* **Work task**
Give only the number of lines in the data that contain the word "front".

* **Supplied records**

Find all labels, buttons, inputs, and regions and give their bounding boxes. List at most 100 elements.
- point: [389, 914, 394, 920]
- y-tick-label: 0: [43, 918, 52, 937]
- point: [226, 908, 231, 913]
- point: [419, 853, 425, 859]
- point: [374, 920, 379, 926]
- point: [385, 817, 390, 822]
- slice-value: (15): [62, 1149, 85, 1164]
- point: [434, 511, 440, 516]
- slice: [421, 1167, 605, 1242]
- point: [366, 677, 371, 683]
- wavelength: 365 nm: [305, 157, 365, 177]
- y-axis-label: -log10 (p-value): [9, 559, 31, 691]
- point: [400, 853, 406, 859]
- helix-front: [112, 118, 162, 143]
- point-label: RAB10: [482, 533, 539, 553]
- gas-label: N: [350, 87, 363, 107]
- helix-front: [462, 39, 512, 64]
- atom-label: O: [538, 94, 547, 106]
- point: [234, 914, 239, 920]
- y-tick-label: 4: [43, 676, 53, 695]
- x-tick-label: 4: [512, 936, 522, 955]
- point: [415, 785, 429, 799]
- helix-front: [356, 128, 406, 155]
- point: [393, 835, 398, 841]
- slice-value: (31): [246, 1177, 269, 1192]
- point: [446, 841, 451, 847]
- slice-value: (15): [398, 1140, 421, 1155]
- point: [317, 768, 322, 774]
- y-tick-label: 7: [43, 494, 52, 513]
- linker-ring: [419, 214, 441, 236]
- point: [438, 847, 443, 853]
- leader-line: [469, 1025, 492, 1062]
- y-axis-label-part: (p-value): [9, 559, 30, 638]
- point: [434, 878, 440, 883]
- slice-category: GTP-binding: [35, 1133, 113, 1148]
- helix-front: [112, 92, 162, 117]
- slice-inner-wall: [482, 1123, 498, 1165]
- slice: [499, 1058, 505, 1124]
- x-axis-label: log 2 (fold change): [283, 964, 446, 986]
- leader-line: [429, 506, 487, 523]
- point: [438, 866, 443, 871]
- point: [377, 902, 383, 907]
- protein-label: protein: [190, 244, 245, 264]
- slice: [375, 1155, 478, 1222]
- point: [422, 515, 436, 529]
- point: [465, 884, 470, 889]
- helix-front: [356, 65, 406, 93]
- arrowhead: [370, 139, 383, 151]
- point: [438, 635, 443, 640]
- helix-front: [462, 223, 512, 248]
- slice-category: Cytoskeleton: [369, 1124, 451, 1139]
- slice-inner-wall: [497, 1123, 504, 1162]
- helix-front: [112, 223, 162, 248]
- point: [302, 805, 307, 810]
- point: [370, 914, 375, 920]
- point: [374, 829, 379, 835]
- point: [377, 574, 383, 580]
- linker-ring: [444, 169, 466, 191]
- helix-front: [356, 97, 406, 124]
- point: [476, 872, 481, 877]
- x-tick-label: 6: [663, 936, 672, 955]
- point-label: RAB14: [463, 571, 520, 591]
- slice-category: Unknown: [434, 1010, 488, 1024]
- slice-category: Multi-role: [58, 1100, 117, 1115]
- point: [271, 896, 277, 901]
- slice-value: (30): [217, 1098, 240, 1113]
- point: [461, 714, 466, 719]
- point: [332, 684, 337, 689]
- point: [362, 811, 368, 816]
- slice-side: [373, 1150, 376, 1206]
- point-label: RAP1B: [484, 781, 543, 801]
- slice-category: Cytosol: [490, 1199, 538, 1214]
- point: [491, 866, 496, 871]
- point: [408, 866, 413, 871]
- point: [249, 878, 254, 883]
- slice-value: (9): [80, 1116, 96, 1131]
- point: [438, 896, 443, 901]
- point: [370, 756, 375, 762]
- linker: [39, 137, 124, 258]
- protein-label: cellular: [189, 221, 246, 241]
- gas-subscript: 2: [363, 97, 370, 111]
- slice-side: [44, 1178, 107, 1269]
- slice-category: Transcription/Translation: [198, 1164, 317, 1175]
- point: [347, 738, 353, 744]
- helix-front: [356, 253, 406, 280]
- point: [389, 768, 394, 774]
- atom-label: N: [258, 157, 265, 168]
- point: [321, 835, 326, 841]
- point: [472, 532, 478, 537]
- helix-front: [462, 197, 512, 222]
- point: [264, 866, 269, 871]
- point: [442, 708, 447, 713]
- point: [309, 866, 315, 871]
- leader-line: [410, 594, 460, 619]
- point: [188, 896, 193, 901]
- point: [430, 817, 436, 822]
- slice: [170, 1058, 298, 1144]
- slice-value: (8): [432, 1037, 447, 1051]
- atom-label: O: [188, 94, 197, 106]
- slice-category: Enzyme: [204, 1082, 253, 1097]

* **Output of the exercise**
10